**Short problem:**
Please retype the lines of the records from the one containing "summary-body xyxy=(38,569,222,1089)" through the one containing "job-company: 某新零售连锁集团 - 区域运营部", including both of those lines and nothing else.
# # # #
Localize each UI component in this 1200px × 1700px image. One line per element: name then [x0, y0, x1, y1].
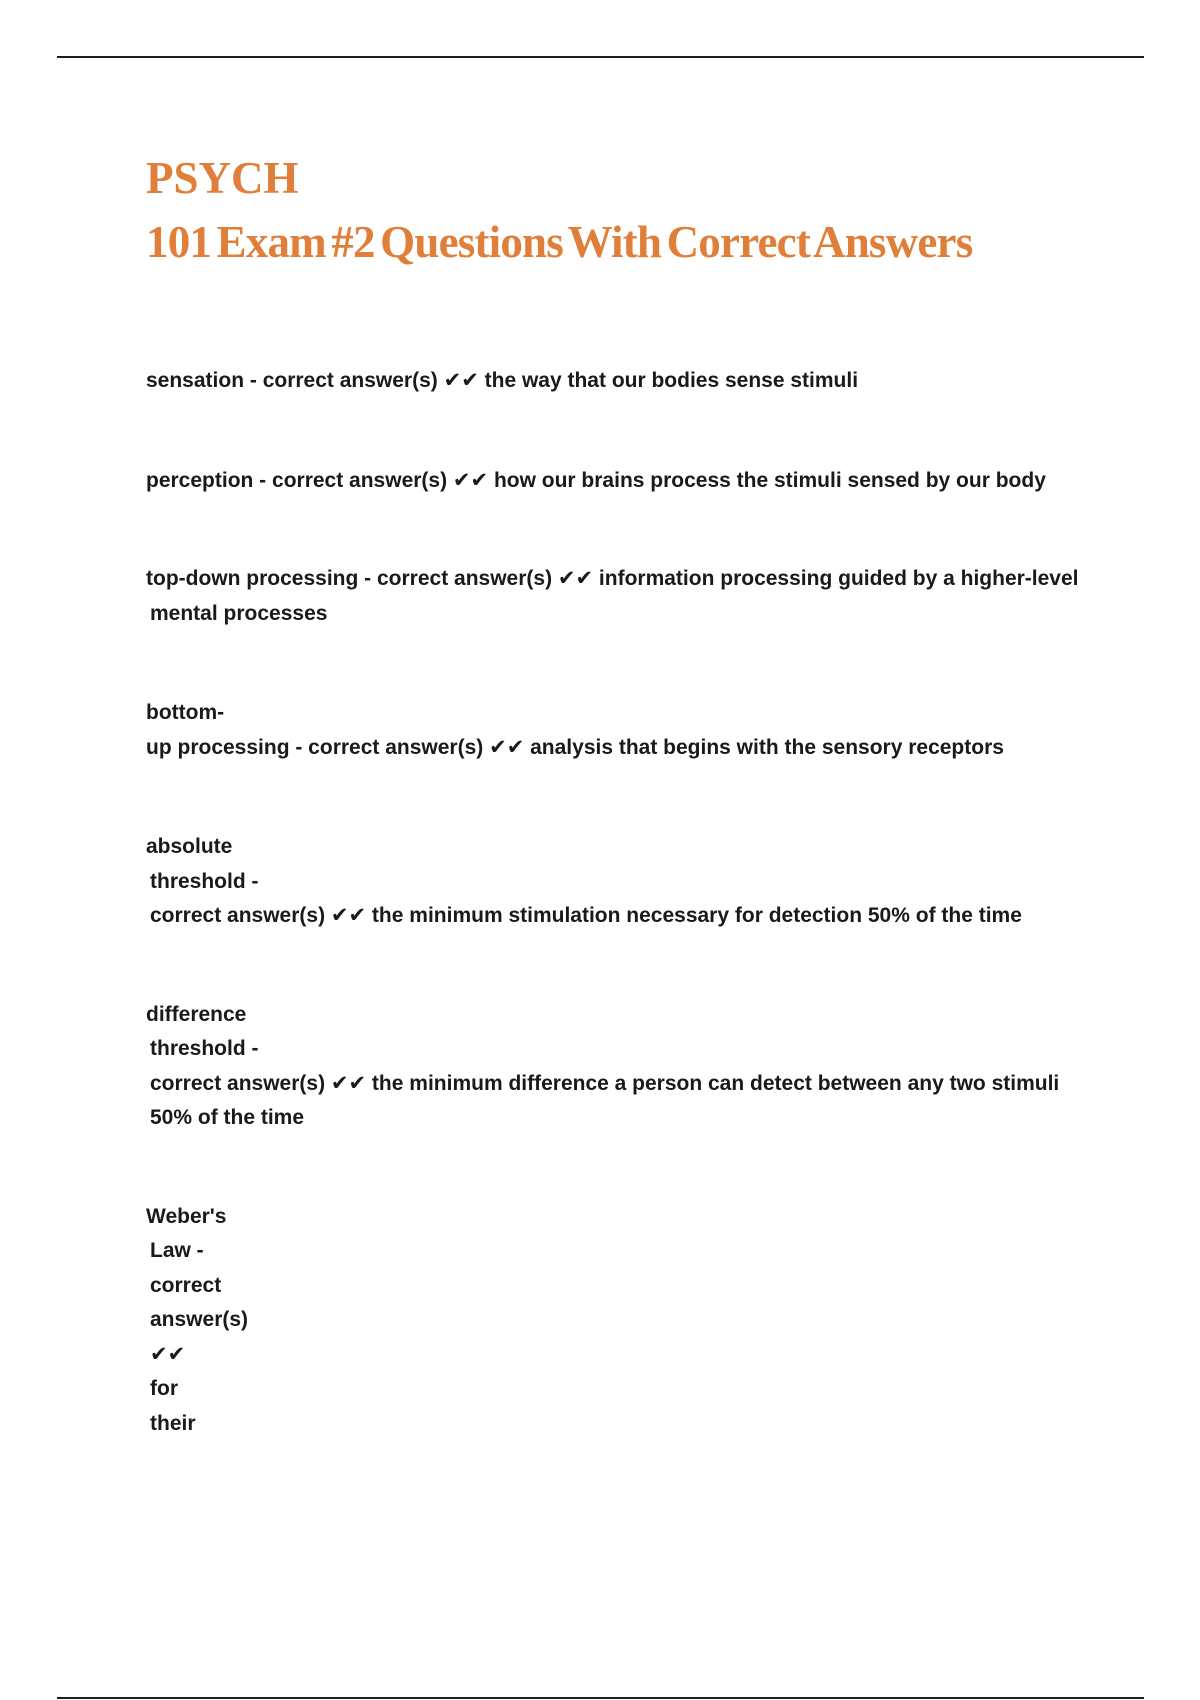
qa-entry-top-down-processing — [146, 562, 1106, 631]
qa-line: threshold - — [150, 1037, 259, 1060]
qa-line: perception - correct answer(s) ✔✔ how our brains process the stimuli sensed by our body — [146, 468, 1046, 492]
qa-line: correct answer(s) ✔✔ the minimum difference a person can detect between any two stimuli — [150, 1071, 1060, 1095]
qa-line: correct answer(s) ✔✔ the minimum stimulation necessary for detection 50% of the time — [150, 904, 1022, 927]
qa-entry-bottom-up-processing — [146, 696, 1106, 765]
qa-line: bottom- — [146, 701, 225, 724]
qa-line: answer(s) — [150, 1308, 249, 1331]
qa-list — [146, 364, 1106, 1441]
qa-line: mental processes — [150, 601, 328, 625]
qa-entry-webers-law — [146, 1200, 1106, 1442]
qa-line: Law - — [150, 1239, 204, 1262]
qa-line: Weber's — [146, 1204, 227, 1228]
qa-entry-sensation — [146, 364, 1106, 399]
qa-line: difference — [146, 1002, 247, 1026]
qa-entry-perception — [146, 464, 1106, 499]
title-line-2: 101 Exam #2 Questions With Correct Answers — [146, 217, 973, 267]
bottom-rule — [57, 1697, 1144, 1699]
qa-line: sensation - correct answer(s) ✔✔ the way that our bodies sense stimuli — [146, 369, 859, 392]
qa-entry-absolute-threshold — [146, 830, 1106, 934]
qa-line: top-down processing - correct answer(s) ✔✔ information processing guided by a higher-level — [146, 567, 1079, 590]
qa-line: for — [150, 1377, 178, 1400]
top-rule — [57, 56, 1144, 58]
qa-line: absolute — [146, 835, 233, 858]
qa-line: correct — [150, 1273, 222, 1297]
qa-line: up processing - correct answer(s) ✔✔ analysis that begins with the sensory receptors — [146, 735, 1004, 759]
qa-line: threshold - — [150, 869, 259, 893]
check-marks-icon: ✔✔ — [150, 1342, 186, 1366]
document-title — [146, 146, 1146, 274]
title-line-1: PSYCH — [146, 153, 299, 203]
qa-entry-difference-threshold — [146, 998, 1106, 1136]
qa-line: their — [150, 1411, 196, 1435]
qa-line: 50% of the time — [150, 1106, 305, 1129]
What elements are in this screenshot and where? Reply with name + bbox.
# # # #
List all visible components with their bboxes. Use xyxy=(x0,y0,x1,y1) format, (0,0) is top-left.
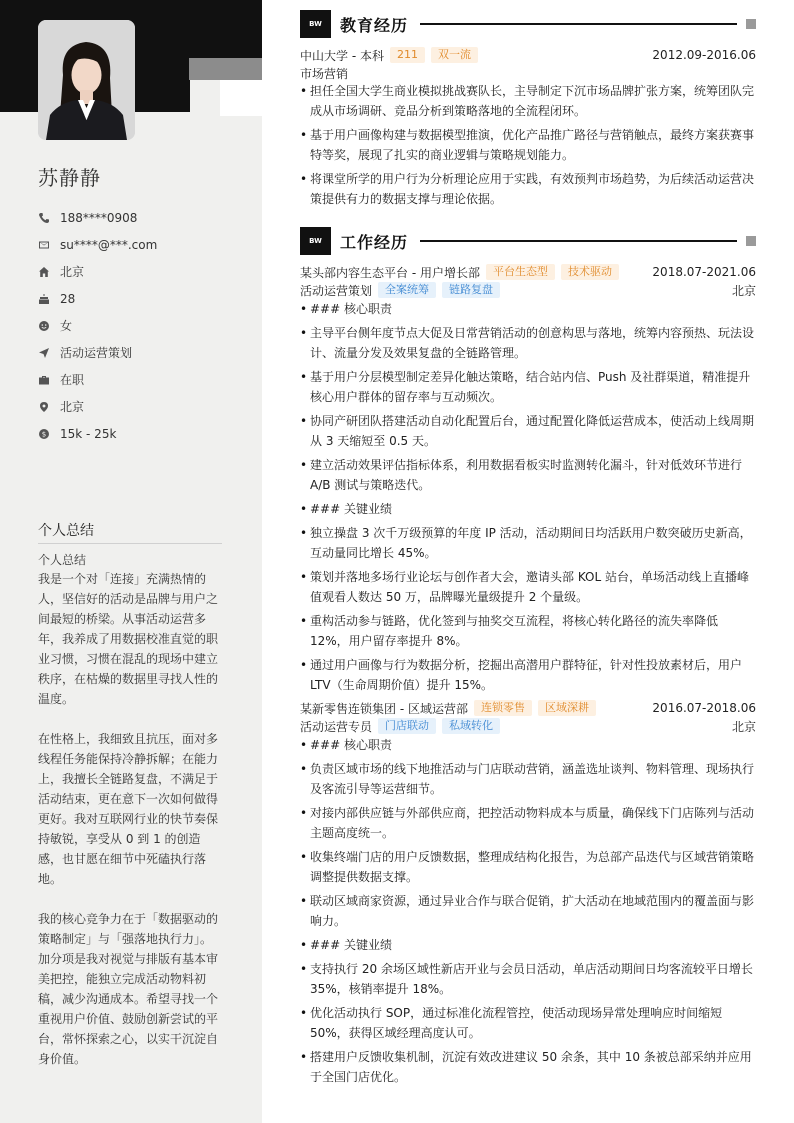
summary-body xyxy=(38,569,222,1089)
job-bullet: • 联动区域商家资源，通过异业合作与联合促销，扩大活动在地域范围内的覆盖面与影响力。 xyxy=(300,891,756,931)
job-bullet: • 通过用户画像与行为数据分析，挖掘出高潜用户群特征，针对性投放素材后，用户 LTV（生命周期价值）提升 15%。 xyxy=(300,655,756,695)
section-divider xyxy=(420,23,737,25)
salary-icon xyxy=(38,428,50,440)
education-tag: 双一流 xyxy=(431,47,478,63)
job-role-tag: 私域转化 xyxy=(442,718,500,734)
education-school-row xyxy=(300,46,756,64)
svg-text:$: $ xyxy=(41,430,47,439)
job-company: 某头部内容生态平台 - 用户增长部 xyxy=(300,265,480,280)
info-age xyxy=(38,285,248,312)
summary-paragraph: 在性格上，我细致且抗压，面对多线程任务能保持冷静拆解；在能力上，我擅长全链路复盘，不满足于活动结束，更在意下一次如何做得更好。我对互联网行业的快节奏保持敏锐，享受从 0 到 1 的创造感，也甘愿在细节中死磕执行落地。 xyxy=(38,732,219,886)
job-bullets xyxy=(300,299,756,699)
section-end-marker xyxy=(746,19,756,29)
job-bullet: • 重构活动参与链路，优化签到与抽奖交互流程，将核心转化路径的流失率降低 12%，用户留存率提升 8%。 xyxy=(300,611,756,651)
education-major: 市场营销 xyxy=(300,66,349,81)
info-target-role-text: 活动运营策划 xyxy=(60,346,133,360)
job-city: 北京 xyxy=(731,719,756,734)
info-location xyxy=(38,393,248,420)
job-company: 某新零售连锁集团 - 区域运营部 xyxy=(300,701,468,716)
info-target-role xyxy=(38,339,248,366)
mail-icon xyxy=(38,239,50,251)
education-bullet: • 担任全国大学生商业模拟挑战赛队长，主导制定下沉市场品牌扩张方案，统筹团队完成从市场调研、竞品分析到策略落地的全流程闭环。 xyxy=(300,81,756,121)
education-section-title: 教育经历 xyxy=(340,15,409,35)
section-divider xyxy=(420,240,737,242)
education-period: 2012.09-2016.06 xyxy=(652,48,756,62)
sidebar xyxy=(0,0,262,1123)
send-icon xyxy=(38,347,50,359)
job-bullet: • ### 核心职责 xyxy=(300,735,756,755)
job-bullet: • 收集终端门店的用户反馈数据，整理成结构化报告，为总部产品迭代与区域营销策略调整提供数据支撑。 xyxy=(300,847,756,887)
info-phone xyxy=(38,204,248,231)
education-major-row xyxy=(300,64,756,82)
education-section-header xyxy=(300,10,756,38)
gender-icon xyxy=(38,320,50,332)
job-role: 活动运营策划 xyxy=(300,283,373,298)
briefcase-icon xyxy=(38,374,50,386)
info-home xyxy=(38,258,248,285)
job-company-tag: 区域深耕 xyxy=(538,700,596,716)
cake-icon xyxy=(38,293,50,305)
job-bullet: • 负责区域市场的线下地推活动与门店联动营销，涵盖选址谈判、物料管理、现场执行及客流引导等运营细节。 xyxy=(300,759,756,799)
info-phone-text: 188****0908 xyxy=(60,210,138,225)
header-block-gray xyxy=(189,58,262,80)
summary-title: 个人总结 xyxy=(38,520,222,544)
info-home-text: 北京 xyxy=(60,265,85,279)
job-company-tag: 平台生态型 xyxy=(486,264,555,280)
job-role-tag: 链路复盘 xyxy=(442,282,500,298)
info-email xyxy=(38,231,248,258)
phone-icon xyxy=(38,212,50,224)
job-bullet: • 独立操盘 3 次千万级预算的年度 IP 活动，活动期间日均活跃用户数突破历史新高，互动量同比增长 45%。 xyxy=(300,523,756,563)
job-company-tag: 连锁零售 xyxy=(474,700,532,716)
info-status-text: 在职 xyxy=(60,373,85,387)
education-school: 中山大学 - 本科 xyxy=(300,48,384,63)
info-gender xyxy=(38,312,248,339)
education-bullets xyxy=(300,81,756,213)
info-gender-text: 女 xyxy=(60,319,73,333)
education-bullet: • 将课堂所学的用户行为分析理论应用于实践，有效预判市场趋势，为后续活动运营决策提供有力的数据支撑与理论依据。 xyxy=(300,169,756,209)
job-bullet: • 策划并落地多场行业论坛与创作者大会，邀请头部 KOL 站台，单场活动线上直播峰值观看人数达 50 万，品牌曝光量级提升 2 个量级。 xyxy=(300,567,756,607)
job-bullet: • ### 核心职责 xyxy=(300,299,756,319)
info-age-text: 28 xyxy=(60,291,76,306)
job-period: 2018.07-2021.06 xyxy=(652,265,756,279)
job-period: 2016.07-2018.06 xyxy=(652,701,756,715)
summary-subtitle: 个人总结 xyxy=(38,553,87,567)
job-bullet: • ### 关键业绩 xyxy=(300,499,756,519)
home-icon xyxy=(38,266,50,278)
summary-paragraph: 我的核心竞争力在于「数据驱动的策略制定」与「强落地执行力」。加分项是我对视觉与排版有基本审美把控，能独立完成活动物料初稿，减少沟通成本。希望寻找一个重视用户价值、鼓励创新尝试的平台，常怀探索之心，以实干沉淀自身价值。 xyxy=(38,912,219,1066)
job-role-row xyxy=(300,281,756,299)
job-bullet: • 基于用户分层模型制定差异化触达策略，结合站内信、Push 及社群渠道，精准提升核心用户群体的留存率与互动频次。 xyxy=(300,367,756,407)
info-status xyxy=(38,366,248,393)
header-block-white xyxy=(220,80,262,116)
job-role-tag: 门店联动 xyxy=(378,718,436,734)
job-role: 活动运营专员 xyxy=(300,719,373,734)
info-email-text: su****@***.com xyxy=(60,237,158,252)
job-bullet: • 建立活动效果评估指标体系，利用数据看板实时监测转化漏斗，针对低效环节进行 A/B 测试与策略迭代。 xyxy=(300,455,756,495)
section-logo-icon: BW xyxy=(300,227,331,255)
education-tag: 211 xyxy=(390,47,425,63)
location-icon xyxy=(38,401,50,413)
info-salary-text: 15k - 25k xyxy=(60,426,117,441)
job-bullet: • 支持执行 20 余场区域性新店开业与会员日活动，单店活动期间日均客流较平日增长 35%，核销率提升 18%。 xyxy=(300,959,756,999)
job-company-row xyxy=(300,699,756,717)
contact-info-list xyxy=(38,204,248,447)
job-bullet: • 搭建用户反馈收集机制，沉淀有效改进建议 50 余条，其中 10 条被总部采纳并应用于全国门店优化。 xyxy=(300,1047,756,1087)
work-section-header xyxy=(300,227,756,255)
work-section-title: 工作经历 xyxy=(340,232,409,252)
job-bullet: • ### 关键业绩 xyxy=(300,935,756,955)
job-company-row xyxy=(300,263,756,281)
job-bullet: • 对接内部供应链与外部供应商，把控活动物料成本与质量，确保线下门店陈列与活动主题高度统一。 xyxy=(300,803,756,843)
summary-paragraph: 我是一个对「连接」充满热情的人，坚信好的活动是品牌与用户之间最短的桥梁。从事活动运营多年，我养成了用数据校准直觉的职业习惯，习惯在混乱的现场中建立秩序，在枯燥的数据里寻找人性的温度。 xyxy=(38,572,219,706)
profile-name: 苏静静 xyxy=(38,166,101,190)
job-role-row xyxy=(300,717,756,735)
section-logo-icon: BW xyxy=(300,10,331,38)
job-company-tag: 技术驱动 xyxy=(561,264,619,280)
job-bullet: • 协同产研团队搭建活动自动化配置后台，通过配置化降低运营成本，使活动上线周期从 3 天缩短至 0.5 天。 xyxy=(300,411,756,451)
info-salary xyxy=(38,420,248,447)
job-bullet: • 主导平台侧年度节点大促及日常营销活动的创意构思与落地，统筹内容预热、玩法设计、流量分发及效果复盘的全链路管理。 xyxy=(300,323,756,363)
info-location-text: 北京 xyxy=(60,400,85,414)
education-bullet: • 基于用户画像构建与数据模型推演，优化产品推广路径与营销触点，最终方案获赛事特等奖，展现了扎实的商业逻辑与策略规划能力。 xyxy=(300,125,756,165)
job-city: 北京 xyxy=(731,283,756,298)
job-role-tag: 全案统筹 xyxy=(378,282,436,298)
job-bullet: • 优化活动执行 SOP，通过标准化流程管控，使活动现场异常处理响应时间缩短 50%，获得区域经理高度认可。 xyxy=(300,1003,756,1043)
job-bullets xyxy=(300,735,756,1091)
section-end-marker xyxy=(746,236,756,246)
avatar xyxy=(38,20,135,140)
# # # #
**Response to this task:**
summary-body xyxy=(38,569,222,1089)
job-bullet: • 联动区域商家资源，通过异业合作与联合促销，扩大活动在地域范围内的覆盖面与影响力。 xyxy=(300,891,756,931)
job-bullet: • 通过用户画像与行为数据分析，挖掘出高潜用户群特征，针对性投放素材后，用户 LTV（生命周期价值）提升 15%。 xyxy=(300,655,756,695)
section-divider xyxy=(420,23,737,25)
salary-icon xyxy=(38,428,50,440)
education-tag: 双一流 xyxy=(431,47,478,63)
job-role-tag: 私域转化 xyxy=(442,718,500,734)
education-school-row xyxy=(300,46,756,64)
svg-text:$: $ xyxy=(41,430,47,439)
job-company: 某头部内容生态平台 - 用户增长部 xyxy=(300,265,480,280)
info-age xyxy=(38,285,248,312)
summary-paragraph: 在性格上，我细致且抗压，面对多线程任务能保持冷静拆解；在能力上，我擅长全链路复盘，不满足于活动结束，更在意下一次如何做得更好。我对互联网行业的快节奏保持敏锐，享受从 0 到 1 的创造感，也甘愿在细节中死磕执行落地。 xyxy=(38,732,219,886)
job-bullets xyxy=(300,299,756,699)
section-end-marker xyxy=(746,19,756,29)
job-bullet: • 重构活动参与链路，优化签到与抽奖交互流程，将核心转化路径的流失率降低 12%，用户留存率提升 8%。 xyxy=(300,611,756,651)
education-major: 市场营销 xyxy=(300,66,349,81)
info-target-role-text: 活动运营策划 xyxy=(60,346,133,360)
job-city: 北京 xyxy=(731,719,756,734)
info-location xyxy=(38,393,248,420)
job-company: 某新零售连锁集团 - 区域运营部 xyxy=(300,701,468,716)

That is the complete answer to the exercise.